Dataset entries on figures:
## BEGIN

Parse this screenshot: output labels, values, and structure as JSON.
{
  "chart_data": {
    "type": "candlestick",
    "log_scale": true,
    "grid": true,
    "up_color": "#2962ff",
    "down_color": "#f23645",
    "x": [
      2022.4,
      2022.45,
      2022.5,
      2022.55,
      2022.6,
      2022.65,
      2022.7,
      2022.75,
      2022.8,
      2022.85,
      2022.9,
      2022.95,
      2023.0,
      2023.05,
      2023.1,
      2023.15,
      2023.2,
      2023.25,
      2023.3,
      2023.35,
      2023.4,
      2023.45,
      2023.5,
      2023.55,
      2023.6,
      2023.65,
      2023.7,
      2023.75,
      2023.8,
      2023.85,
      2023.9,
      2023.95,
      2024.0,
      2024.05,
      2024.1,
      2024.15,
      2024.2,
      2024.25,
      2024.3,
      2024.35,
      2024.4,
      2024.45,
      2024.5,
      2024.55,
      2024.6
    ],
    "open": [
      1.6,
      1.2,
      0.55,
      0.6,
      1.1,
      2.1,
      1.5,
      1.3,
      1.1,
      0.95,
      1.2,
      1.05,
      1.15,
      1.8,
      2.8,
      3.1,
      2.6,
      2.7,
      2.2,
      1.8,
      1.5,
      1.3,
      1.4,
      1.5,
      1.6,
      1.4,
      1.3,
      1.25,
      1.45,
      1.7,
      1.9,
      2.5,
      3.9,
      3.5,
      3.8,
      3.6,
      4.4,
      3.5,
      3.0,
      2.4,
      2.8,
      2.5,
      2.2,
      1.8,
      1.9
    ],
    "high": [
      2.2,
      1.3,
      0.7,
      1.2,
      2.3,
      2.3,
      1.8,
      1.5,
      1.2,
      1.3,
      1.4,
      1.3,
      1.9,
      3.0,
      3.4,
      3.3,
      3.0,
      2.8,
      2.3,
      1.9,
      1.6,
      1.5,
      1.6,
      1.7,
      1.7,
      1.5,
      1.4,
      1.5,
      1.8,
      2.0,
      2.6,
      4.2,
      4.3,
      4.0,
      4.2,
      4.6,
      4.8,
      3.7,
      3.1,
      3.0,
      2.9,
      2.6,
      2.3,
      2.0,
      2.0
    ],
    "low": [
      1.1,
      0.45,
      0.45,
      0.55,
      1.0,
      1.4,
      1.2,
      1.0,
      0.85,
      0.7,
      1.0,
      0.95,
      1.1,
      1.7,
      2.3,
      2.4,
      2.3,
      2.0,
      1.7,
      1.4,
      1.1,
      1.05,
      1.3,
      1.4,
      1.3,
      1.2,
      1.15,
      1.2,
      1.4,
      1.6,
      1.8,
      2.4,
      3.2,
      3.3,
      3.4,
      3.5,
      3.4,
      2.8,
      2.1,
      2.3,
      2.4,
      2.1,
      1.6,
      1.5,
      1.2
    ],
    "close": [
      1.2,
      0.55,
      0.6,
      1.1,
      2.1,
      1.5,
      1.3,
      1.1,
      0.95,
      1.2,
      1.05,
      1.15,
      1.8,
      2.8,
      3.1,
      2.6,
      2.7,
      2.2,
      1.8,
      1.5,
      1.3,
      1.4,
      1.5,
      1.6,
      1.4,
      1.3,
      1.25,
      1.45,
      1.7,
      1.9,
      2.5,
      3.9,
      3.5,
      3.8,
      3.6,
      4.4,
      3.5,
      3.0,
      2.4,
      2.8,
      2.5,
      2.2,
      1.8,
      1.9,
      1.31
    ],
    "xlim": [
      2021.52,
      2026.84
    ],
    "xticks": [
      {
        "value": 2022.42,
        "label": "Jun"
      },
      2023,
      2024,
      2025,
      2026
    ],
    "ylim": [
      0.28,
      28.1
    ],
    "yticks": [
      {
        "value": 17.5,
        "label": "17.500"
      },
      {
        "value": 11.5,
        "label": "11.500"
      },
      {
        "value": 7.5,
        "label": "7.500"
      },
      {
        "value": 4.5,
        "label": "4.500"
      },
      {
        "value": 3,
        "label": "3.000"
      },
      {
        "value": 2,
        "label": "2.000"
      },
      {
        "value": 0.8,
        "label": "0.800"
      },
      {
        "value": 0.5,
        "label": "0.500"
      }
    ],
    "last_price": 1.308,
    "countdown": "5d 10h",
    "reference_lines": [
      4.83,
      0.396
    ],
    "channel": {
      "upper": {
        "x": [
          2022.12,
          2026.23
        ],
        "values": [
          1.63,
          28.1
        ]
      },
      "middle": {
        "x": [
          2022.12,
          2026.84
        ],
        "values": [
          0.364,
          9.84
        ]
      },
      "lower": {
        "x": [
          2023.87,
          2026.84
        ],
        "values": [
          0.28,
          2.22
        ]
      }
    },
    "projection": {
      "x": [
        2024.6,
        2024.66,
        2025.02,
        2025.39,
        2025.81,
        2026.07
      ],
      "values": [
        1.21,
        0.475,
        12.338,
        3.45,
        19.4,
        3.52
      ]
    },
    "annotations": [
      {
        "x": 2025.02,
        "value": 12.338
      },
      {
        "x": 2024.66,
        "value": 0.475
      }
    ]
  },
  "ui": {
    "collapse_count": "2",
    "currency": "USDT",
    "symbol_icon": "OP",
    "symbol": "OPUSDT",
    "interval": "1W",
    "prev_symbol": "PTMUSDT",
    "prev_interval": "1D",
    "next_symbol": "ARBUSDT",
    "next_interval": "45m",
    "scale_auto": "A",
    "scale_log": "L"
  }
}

## END

Please copy out each record, character for character.

WRITTEN ANSWER |
Parse this screenshot: output labels, values, and structure as JSON.
{
  "chart_data": {
    "type": "candlestick",
    "log_scale": true,
    "grid": true,
    "up_color": "#2962ff",
    "down_color": "#f23645",
    "x": [
      2022.4,
      2022.45,
      2022.5,
      2022.55,
      2022.6,
      2022.65,
      2022.7,
      2022.75,
      2022.8,
      2022.85,
      2022.9,
      2022.95,
      2023.0,
      2023.05,
      2023.1,
      2023.15,
      2023.2,
      2023.25,
      2023.3,
      2023.35,
      2023.4,
      2023.45,
      2023.5,
      2023.55,
      2023.6,
      2023.65,
      2023.7,
      2023.75,
      2023.8,
      2023.85,
      2023.9,
      2023.95,
      2024.0,
      2024.05,
      2024.1,
      2024.15,
      2024.2,
      2024.25,
      2024.3,
      2024.35,
      2024.4,
      2024.45,
      2024.5,
      2024.55,
      2024.6
    ],
    "open": [
      1.6,
      1.2,
      0.55,
      0.6,
      1.1,
      2.1,
      1.5,
      1.3,
      1.1,
      0.95,
      1.2,
      1.05,
      1.15,
      1.8,
      2.8,
      3.1,
      2.6,
      2.7,
      2.2,
      1.8,
      1.5,
      1.3,
      1.4,
      1.5,
      1.6,
      1.4,
      1.3,
      1.25,
      1.45,
      1.7,
      1.9,
      2.5,
      3.9,
      3.5,
      3.8,
      3.6,
      4.4,
      3.5,
      3.0,
      2.4,
      2.8,
      2.5,
      2.2,
      1.8,
      1.9
    ],
    "high": [
      2.2,
      1.3,
      0.7,
      1.2,
      2.3,
      2.3,
      1.8,
      1.5,
      1.2,
      1.3,
      1.4,
      1.3,
      1.9,
      3.0,
      3.4,
      3.3,
      3.0,
      2.8,
      2.3,
      1.9,
      1.6,
      1.5,
      1.6,
      1.7,
      1.7,
      1.5,
      1.4,
      1.5,
      1.8,
      2.0,
      2.6,
      4.2,
      4.3,
      4.0,
      4.2,
      4.6,
      4.8,
      3.7,
      3.1,
      3.0,
      2.9,
      2.6,
      2.3,
      2.0,
      2.0
    ],
    "low": [
      1.1,
      0.45,
      0.45,
      0.55,
      1.0,
      1.4,
      1.2,
      1.0,
      0.85,
      0.7,
      1.0,
      0.95,
      1.1,
      1.7,
      2.3,
      2.4,
      2.3,
      2.0,
      1.7,
      1.4,
      1.1,
      1.05,
      1.3,
      1.4,
      1.3,
      1.2,
      1.15,
      1.2,
      1.4,
      1.6,
      1.8,
      2.4,
      3.2,
      3.3,
      3.4,
      3.5,
      3.4,
      2.8,
      2.1,
      2.3,
      2.4,
      2.1,
      1.6,
      1.5,
      1.2
    ],
    "close": [
      1.2,
      0.55,
      0.6,
      1.1,
      2.1,
      1.5,
      1.3,
      1.1,
      0.95,
      1.2,
      1.05,
      1.15,
      1.8,
      2.8,
      3.1,
      2.6,
      2.7,
      2.2,
      1.8,
      1.5,
      1.3,
      1.4,
      1.5,
      1.6,
      1.4,
      1.3,
      1.25,
      1.45,
      1.7,
      1.9,
      2.5,
      3.9,
      3.5,
      3.8,
      3.6,
      4.4,
      3.5,
      3.0,
      2.4,
      2.8,
      2.5,
      2.2,
      1.8,
      1.9,
      1.31
    ],
    "xlim": [
      2021.52,
      2026.84
    ],
    "xticks": [
      {
        "value": 2022.42,
        "label": "Jun"
      },
      2023,
      2024,
      2025,
      2026
    ],
    "ylim": [
      0.28,
      28.1
    ],
    "yticks": [
      {
        "value": 17.5,
        "label": "17.500"
      },
      {
        "value": 11.5,
        "label": "11.500"
      },
      {
        "value": 7.5,
        "label": "7.500"
      },
      {
        "value": 4.5,
        "label": "4.500"
      },
      {
        "value": 3,
        "label": "3.000"
      },
      {
        "value": 2,
        "label": "2.000"
      },
      {
        "value": 0.8,
        "label": "0.800"
      },
      {
        "value": 0.5,
        "label": "0.500"
      }
    ],
    "last_price": 1.308,
    "countdown": "5d 10h",
    "reference_lines": [
      4.83,
      0.396
    ],
    "channel": {
      "upper": {
        "x": [
          2022.12,
          2026.23
        ],
        "values": [
          1.63,
          28.1
        ]
      },
      "middle": {
        "x": [
          2022.12,
          2026.84
        ],
        "values": [
          0.364,
          9.84
        ]
      },
      "lower": {
        "x": [
          2023.87,
          2026.84
        ],
        "values": [
          0.28,
          2.22
        ]
      }
    },
    "projection": {
      "x": [
        2024.6,
        2024.66,
        2025.02,
        2025.39,
        2025.81,
        2026.07
      ],
      "values": [
        1.21,
        0.475,
        12.338,
        3.45,
        19.4,
        3.52
      ]
    },
    "annotations": [
      {
        "x": 2025.02,
        "value": 12.338
      },
      {
        "x": 2024.66,
        "value": 0.475
      }
    ]
  },
  "ui": {
    "collapse_count": "2",
    "currency": "USDT",
    "symbol_icon": "OP",
    "symbol": "OPUSDT",
    "interval": "1W",
    "prev_symbol": "PTMUSDT",
    "prev_interval": "1D",
    "next_symbol": "ARBUSDT",
    "next_interval": "45m",
    "scale_auto": "A",
    "scale_log": "L"
  }
}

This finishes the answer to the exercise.